* _The task_:
Below are some records. Pull every line that contains the word "Imputation".

* _Provided records_:
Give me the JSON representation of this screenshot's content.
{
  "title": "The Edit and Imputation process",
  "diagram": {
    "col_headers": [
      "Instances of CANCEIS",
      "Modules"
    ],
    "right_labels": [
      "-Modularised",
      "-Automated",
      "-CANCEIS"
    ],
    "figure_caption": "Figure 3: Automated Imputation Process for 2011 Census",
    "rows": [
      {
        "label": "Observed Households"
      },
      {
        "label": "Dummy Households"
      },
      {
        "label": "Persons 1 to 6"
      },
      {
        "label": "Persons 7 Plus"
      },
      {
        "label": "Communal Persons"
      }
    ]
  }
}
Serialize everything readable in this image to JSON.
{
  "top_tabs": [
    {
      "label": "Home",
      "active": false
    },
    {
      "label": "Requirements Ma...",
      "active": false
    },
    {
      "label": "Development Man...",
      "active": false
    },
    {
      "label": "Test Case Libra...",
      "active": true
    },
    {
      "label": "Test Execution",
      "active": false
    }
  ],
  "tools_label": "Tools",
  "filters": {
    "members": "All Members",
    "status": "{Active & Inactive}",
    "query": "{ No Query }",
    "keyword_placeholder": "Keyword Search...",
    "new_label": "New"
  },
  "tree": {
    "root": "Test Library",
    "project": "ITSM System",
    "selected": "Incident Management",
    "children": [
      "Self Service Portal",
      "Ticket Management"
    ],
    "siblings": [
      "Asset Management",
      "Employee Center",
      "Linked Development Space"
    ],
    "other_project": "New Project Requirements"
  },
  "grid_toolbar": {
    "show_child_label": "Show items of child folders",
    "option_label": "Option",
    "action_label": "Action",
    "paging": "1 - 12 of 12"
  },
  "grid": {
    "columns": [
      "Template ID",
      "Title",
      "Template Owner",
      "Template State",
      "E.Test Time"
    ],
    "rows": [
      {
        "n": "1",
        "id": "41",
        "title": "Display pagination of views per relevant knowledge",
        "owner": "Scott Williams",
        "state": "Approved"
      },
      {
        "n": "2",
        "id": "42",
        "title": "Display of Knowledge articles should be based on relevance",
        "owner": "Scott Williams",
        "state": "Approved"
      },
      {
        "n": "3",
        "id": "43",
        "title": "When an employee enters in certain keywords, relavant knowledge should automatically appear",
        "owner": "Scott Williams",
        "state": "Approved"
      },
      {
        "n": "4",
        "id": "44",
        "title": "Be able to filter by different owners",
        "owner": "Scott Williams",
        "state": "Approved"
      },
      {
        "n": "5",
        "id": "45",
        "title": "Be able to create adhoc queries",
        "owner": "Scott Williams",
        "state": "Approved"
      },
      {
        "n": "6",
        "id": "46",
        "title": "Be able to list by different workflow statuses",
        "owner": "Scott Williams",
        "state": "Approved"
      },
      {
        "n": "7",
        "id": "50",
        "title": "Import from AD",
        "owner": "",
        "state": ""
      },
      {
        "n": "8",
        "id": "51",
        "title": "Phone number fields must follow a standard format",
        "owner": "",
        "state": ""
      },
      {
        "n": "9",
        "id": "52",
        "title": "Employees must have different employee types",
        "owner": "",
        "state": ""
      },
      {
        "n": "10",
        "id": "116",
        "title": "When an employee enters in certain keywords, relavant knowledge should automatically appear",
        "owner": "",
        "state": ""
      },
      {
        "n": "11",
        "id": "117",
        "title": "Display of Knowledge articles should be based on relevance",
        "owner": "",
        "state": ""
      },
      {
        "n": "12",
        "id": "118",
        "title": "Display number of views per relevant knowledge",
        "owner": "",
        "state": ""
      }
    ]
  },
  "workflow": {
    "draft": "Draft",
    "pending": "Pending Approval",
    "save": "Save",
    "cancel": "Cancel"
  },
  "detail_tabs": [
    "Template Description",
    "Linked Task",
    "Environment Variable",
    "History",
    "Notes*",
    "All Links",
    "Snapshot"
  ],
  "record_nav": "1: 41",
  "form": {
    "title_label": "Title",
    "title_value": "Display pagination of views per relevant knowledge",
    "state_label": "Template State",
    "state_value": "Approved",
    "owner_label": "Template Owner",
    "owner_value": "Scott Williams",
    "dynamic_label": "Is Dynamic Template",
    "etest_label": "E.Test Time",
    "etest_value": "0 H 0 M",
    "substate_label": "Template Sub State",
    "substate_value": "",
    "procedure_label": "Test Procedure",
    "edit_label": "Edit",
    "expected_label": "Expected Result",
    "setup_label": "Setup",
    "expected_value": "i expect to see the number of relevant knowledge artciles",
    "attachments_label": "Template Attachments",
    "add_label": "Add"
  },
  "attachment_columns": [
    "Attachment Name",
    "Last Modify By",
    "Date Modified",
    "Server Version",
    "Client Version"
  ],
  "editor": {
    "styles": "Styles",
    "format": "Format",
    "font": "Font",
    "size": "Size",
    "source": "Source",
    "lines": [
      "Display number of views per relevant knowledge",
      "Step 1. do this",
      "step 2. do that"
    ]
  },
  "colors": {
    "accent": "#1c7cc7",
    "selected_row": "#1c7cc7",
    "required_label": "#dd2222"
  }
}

* _Correct response_:
  "title": "The Edit and Imputation process",
    "figure_caption": "Figure 3: Automated Imputation Process for 2011 Census",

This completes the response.